# START OF Material
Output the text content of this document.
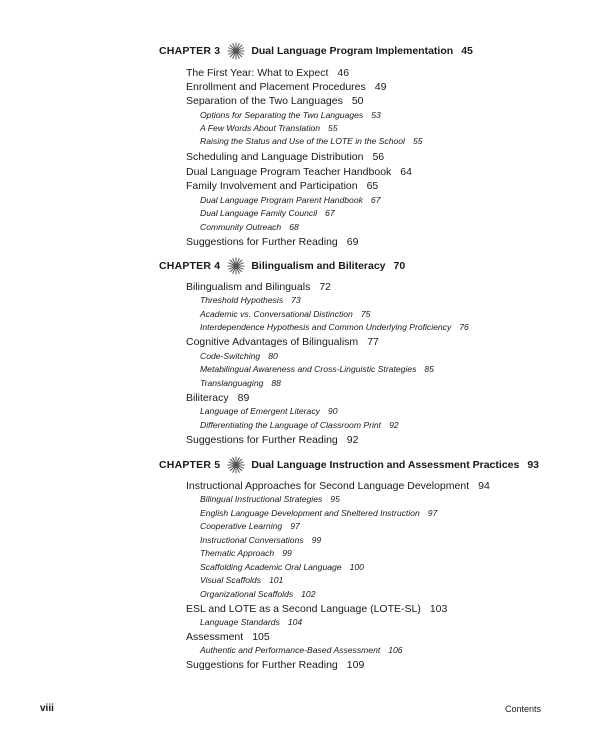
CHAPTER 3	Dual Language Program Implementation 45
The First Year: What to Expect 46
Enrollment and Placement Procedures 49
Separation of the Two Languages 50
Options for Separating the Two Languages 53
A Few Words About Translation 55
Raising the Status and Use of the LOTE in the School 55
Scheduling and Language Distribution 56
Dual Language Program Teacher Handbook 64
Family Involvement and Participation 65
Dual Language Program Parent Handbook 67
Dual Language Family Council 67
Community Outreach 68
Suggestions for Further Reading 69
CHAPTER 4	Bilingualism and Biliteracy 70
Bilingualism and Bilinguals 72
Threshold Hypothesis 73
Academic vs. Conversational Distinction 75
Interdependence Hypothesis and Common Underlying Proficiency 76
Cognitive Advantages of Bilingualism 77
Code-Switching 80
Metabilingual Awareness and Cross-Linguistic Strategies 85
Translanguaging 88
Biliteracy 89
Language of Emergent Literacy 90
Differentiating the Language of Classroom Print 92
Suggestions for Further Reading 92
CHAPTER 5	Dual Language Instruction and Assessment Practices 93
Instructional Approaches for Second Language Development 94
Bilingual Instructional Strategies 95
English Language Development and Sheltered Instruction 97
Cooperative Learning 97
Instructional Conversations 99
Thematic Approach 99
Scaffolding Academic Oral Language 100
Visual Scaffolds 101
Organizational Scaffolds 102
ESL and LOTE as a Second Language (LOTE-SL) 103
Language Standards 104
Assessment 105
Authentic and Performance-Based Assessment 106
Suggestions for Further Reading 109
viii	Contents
# END OF Material
# START OF Material
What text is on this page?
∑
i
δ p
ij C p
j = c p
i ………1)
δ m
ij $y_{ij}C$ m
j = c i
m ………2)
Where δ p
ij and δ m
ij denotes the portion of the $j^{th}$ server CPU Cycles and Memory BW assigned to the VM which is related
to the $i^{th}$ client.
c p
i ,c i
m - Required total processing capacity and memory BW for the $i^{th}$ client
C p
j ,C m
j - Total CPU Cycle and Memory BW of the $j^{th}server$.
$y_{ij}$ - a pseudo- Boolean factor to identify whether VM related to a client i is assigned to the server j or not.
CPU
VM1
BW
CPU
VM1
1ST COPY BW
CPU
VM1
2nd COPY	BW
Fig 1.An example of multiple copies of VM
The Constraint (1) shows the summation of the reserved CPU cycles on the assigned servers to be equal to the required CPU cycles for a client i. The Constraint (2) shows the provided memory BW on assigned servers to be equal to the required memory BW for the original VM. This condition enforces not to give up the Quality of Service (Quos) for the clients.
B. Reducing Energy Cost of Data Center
# END OF Material
Filter the listing above for the string "Suggestions" and copy every matching line.

Exercise response:
Suggestions for Further Reading 69
Suggestions for Further Reading 92
Suggestions for Further Reading 109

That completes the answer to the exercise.